__Requirements__
All entries below are to be set down again, identical to the source.

-- begin Data lines --

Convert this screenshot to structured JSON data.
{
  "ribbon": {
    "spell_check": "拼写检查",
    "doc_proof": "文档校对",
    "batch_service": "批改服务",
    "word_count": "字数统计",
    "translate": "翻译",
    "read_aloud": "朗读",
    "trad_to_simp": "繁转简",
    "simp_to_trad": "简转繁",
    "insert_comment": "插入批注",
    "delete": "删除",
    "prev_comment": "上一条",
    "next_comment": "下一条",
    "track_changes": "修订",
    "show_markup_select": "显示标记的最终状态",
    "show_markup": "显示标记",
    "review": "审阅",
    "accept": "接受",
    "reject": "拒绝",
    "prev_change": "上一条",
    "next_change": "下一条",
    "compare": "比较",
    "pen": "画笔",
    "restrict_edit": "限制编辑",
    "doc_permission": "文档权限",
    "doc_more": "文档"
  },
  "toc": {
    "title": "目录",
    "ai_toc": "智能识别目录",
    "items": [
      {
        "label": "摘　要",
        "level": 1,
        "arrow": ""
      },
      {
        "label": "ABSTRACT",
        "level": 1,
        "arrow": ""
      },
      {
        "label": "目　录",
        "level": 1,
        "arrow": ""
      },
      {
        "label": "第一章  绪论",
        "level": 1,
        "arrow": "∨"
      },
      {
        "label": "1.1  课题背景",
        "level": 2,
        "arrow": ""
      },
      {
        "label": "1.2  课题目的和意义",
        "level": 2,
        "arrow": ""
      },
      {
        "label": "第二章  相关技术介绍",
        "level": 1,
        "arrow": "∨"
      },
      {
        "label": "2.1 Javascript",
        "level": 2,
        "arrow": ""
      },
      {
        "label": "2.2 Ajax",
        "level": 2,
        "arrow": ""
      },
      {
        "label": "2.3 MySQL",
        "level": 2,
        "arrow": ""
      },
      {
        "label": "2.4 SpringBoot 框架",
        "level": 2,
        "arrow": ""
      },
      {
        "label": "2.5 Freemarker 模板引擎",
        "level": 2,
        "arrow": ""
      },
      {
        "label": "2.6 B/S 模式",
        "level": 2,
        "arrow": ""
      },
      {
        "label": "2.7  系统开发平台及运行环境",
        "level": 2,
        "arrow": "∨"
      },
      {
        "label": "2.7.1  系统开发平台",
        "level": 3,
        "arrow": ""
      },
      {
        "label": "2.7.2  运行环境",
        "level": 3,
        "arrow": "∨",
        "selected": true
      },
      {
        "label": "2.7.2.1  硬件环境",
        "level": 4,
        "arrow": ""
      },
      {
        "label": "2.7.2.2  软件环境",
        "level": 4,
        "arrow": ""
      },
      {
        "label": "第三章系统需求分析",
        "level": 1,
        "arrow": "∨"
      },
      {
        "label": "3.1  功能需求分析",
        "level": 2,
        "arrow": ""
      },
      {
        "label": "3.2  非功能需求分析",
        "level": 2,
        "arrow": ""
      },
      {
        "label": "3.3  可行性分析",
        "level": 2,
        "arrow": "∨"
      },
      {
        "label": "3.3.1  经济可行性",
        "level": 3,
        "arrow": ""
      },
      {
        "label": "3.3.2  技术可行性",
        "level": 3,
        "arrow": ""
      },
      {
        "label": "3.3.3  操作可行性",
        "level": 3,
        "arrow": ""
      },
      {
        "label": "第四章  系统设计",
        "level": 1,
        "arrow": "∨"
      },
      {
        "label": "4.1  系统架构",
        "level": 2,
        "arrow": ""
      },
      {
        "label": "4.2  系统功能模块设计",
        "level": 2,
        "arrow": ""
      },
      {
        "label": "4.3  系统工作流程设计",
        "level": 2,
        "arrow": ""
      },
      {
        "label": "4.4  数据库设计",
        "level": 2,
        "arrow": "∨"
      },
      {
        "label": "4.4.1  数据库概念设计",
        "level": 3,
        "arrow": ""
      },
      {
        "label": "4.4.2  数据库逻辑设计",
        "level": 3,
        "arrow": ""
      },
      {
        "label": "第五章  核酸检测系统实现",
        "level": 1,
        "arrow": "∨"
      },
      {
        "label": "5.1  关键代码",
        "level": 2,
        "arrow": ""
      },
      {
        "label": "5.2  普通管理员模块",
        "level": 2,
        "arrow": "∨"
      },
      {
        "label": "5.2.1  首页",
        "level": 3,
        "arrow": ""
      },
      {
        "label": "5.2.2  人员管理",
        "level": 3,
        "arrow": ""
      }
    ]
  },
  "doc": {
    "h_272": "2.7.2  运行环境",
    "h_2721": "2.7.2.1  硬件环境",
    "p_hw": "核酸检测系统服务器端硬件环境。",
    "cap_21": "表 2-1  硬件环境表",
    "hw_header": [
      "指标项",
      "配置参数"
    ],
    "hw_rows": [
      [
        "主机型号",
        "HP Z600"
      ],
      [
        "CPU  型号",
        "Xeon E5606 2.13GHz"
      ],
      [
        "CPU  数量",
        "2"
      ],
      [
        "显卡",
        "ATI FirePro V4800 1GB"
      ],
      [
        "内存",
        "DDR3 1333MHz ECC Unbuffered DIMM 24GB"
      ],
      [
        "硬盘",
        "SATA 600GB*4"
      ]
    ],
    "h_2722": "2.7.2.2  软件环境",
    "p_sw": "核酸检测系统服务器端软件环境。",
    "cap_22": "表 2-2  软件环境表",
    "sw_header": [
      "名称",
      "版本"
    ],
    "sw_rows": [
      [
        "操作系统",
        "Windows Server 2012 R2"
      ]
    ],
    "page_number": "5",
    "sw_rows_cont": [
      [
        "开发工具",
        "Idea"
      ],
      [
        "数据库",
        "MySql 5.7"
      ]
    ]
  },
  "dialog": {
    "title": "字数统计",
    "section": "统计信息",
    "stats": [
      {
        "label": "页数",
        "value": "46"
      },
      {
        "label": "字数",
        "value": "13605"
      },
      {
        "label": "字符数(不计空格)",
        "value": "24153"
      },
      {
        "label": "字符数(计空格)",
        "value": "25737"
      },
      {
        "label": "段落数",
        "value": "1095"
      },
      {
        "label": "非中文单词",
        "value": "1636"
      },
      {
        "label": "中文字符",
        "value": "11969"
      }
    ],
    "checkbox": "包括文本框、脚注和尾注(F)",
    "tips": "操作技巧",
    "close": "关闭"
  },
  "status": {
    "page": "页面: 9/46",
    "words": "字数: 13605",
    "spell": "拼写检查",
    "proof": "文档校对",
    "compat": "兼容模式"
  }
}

-- end Data lines --

__Output for this exercise__
Convert this screenshot to structured JSON data.
{
  "ribbon": {
    "spell_check": "拼写检查",
    "doc_proof": "文档校对",
    "batch_service": "批改服务",
    "word_count": "字数统计",
    "translate": "翻译",
    "read_aloud": "朗读",
    "trad_to_simp": "繁转简",
    "simp_to_trad": "简转繁",
    "insert_comment": "插入批注",
    "delete": "删除",
    "prev_comment": "上一条",
    "next_comment": "下一条",
    "track_changes": "修订",
    "show_markup_select": "显示标记的最终状态",
    "show_markup": "显示标记",
    "review": "审阅",
    "accept": "接受",
    "reject": "拒绝",
    "prev_change": "上一条",
    "next_change": "下一条",
    "compare": "比较",
    "pen": "画笔",
    "restrict_edit": "限制编辑",
    "doc_permission": "文档权限",
    "doc_more": "文档"
  },
  "toc": {
    "title": "目录",
    "ai_toc": "智能识别目录",
    "items": [
      {
        "label": "摘　要",
        "level": 1,
        "arrow": ""
      },
      {
        "label": "ABSTRACT",
        "level": 1,
        "arrow": ""
      },
      {
        "label": "目　录",
        "level": 1,
        "arrow": ""
      },
      {
        "label": "第一章  绪论",
        "level": 1,
        "arrow": "∨"
      },
      {
        "label": "1.1  课题背景",
        "level": 2,
        "arrow": ""
      },
      {
        "label": "1.2  课题目的和意义",
        "level": 2,
        "arrow": ""
      },
      {
        "label": "第二章  相关技术介绍",
        "level": 1,
        "arrow": "∨"
      },
      {
        "label": "2.1 Javascript",
        "level": 2,
        "arrow": ""
      },
      {
        "label": "2.2 Ajax",
        "level": 2,
        "arrow": ""
      },
      {
        "label": "2.3 MySQL",
        "level": 2,
        "arrow": ""
      },
      {
        "label": "2.4 SpringBoot 框架",
        "level": 2,
        "arrow": ""
      },
      {
        "label": "2.5 Freemarker 模板引擎",
        "level": 2,
        "arrow": ""
      },
      {
        "label": "2.6 B/S 模式",
        "level": 2,
        "arrow": ""
      },
      {
        "label": "2.7  系统开发平台及运行环境",
        "level": 2,
        "arrow": "∨"
      },
      {
        "label": "2.7.1  系统开发平台",
        "level": 3,
        "arrow": ""
      },
      {
        "label": "2.7.2  运行环境",
        "level": 3,
        "arrow": "∨",
        "selected": true
      },
      {
        "label": "2.7.2.1  硬件环境",
        "level": 4,
        "arrow": ""
      },
      {
        "label": "2.7.2.2  软件环境",
        "level": 4,
        "arrow": ""
      },
      {
        "label": "第三章系统需求分析",
        "level": 1,
        "arrow": "∨"
      },
      {
        "label": "3.1  功能需求分析",
        "level": 2,
        "arrow": ""
      },
      {
        "label": "3.2  非功能需求分析",
        "level": 2,
        "arrow": ""
      },
      {
        "label": "3.3  可行性分析",
        "level": 2,
        "arrow": "∨"
      },
      {
        "label": "3.3.1  经济可行性",
        "level": 3,
        "arrow": ""
      },
      {
        "label": "3.3.2  技术可行性",
        "level": 3,
        "arrow": ""
      },
      {
        "label": "3.3.3  操作可行性",
        "level": 3,
        "arrow": ""
      },
      {
        "label": "第四章  系统设计",
        "level": 1,
        "arrow": "∨"
      },
      {
        "label": "4.1  系统架构",
        "level": 2,
        "arrow": ""
      },
      {
        "label": "4.2  系统功能模块设计",
        "level": 2,
        "arrow": ""
      },
      {
        "label": "4.3  系统工作流程设计",
        "level": 2,
        "arrow": ""
      },
      {
        "label": "4.4  数据库设计",
        "level": 2,
        "arrow": "∨"
      },
      {
        "label": "4.4.1  数据库概念设计",
        "level": 3,
        "arrow": ""
      },
      {
        "label": "4.4.2  数据库逻辑设计",
        "level": 3,
        "arrow": ""
      },
      {
        "label": "第五章  核酸检测系统实现",
        "level": 1,
        "arrow": "∨"
      },
      {
        "label": "5.1  关键代码",
        "level": 2,
        "arrow": ""
      },
      {
        "label": "5.2  普通管理员模块",
        "level": 2,
        "arrow": "∨"
      },
      {
        "label": "5.2.1  首页",
        "level": 3,
        "arrow": ""
      },
      {
        "label": "5.2.2  人员管理",
        "level": 3,
        "arrow": ""
      }
    ]
  },
  "doc": {
    "h_272": "2.7.2  运行环境",
    "h_2721": "2.7.2.1  硬件环境",
    "p_hw": "核酸检测系统服务器端硬件环境。",
    "cap_21": "表 2-1  硬件环境表",
    "hw_header": [
      "指标项",
      "配置参数"
    ],
    "hw_rows": [
      [
        "主机型号",
        "HP Z600"
      ],
      [
        "CPU  型号",
        "Xeon E5606 2.13GHz"
      ],
      [
        "CPU  数量",
        "2"
      ],
      [
        "显卡",
        "ATI FirePro V4800 1GB"
      ],
      [
        "内存",
        "DDR3 1333MHz ECC Unbuffered DIMM 24GB"
      ],
      [
        "硬盘",
        "SATA 600GB*4"
      ]
    ],
    "h_2722": "2.7.2.2  软件环境",
    "p_sw": "核酸检测系统服务器端软件环境。",
    "cap_22": "表 2-2  软件环境表",
    "sw_header": [
      "名称",
      "版本"
    ],
    "sw_rows": [
      [
        "操作系统",
        "Windows Server 2012 R2"
      ]
    ],
    "page_number": "5",
    "sw_rows_cont": [
      [
        "开发工具",
        "Idea"
      ],
      [
        "数据库",
        "MySql 5.7"
      ]
    ]
  },
  "dialog": {
    "title": "字数统计",
    "section": "统计信息",
    "stats": [
      {
        "label": "页数",
        "value": "46"
      },
      {
        "label": "字数",
        "value": "13605"
      },
      {
        "label": "字符数(不计空格)",
        "value": "24153"
      },
      {
        "label": "字符数(计空格)",
        "value": "25737"
      },
      {
        "label": "段落数",
        "value": "1095"
      },
      {
        "label": "非中文单词",
        "value": "1636"
      },
      {
        "label": "中文字符",
        "value": "11969"
      }
    ],
    "checkbox": "包括文本框、脚注和尾注(F)",
    "tips": "操作技巧",
    "close": "关闭"
  },
  "status": {
    "page": "页面: 9/46",
    "words": "字数: 13605",
    "spell": "拼写检查",
    "proof": "文档校对",
    "compat": "兼容模式"
  }
}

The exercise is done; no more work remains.